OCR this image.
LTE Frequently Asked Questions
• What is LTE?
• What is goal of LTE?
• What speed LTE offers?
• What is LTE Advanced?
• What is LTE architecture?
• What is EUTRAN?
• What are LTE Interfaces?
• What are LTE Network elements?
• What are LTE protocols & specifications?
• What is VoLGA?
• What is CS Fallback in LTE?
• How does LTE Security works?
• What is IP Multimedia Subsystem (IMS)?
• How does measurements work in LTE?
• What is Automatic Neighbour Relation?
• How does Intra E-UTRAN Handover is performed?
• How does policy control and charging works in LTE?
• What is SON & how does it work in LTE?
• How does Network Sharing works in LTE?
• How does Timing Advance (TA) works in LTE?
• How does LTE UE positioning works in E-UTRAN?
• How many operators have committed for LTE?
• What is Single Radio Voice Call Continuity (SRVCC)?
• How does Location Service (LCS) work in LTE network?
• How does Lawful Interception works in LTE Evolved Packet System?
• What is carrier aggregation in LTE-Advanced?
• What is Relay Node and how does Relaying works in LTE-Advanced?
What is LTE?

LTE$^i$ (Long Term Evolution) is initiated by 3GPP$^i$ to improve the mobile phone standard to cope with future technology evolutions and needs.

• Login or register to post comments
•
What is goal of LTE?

### [What needs to be done]
The listing above must be transcribed exactly, line by line.

### [Exercise solution]
OCR this image.
LTE Frequently Asked Questions
• What is LTE?
• What is goal of LTE?
• What speed LTE offers?
• What is LTE Advanced?
• What is LTE architecture?
• What is EUTRAN?
• What are LTE Interfaces?
• What are LTE Network elements?
• What are LTE protocols & specifications?
• What is VoLGA?
• What is CS Fallback in LTE?
• How does LTE Security works?
• What is IP Multimedia Subsystem (IMS)?
• How does measurements work in LTE?
• What is Automatic Neighbour Relation?
• How does Intra E-UTRAN Handover is performed?
• How does policy control and charging works in LTE?
• What is SON & how does it work in LTE?
• How does Network Sharing works in LTE?
• How does Timing Advance (TA) works in LTE?
• How does LTE UE positioning works in E-UTRAN?
• How many operators have committed for LTE?
• What is Single Radio Voice Call Continuity (SRVCC)?
• How does Location Service (LCS) work in LTE network?
• How does Lawful Interception works in LTE Evolved Packet System?
• What is carrier aggregation in LTE-Advanced?
• What is Relay Node and how does Relaying works in LTE-Advanced?
What is LTE?

LTE$^i$ (Long Term Evolution) is initiated by 3GPP$^i$ to improve the mobile phone standard to cope with future technology evolutions and needs.

• Login or register to post comments
•
What is goal of LTE?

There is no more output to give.